Records from a data collection:
# # # #
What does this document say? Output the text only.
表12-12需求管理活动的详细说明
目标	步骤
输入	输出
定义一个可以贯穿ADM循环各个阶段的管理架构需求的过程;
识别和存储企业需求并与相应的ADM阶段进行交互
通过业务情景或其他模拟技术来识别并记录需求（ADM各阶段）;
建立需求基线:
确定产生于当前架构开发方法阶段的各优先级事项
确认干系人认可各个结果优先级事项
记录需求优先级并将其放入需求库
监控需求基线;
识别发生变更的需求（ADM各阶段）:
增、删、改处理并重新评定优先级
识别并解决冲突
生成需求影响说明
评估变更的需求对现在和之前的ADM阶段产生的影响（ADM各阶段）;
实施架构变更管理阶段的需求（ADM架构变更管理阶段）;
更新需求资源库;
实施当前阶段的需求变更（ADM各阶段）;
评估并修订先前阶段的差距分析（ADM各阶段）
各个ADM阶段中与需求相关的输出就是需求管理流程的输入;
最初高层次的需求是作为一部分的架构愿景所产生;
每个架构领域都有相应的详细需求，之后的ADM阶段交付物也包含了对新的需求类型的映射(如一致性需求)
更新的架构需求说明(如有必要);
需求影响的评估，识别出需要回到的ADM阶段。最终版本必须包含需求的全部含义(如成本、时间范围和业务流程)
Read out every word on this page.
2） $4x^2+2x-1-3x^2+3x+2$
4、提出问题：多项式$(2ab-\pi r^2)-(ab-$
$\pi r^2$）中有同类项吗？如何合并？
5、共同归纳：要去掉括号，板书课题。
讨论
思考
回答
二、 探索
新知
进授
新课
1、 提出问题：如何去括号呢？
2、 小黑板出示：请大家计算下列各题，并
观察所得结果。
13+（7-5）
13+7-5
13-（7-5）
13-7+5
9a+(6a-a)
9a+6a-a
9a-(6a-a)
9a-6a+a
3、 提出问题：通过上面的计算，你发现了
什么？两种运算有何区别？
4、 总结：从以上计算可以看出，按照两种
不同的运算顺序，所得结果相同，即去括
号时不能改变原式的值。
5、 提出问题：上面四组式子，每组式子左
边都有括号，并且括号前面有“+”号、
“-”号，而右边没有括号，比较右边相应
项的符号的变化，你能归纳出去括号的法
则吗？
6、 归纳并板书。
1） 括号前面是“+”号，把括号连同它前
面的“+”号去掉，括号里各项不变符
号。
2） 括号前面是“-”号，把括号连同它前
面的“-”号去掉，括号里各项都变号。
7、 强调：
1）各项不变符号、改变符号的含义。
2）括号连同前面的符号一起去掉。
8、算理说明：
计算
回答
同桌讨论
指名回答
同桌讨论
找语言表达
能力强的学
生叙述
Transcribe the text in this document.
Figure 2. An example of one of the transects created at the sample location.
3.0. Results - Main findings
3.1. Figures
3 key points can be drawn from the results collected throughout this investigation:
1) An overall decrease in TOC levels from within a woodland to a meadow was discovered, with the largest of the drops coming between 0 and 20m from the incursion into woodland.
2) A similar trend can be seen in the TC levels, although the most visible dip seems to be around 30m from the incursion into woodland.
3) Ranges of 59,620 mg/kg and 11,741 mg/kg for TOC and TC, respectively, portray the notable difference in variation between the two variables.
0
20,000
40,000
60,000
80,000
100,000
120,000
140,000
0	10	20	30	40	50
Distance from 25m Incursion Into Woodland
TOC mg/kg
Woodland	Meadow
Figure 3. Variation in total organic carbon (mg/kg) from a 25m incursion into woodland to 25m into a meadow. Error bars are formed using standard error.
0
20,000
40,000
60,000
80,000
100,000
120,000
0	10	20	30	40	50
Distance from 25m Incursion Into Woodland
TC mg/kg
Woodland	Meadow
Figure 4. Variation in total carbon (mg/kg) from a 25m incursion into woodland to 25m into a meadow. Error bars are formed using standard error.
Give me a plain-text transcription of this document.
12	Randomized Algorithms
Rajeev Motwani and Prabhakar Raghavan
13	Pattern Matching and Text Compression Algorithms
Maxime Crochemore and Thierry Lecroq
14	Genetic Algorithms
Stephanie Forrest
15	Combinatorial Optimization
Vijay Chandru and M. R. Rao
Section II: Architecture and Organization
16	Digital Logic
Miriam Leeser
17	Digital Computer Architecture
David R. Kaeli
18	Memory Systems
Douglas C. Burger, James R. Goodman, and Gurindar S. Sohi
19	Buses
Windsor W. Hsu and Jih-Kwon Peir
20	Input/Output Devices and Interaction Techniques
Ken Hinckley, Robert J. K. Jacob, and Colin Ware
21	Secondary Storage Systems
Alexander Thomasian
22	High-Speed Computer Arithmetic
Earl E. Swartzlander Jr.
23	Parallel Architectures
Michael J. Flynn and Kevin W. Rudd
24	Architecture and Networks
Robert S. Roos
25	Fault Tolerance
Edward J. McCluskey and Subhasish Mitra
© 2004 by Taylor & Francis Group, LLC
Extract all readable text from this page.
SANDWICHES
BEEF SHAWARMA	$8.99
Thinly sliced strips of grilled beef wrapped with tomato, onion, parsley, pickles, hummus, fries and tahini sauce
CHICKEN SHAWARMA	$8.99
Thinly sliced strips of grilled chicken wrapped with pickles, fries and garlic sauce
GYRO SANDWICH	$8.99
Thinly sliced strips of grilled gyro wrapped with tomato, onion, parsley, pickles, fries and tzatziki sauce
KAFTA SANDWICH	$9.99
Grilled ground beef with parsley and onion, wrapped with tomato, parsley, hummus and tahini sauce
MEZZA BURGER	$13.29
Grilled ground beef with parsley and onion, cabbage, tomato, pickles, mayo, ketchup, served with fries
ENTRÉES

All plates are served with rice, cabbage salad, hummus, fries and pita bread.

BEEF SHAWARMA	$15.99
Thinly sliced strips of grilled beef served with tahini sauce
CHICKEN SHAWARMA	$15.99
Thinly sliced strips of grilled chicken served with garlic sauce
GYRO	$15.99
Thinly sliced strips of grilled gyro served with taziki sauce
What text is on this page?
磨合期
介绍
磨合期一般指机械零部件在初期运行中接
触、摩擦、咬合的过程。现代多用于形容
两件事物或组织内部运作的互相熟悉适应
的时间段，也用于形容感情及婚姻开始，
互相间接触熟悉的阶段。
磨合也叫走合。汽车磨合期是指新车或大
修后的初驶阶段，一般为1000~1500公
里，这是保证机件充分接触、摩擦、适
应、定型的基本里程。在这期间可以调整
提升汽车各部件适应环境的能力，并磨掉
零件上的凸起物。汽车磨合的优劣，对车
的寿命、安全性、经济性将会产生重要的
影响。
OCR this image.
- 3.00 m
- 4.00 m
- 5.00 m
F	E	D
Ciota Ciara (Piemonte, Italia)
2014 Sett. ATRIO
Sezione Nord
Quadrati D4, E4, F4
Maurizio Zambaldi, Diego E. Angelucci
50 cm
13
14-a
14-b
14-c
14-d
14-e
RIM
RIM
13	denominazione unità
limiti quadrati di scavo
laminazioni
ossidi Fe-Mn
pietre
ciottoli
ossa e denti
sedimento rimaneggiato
# # # #
| TASK STATEMENT |
Read through the data and copy every line where "Algorithms" shows up.

| ANSWER TO THIS TASK |
12	Randomized Algorithms
13	Pattern Matching and Text Compression Algorithms
14	Genetic Algorithms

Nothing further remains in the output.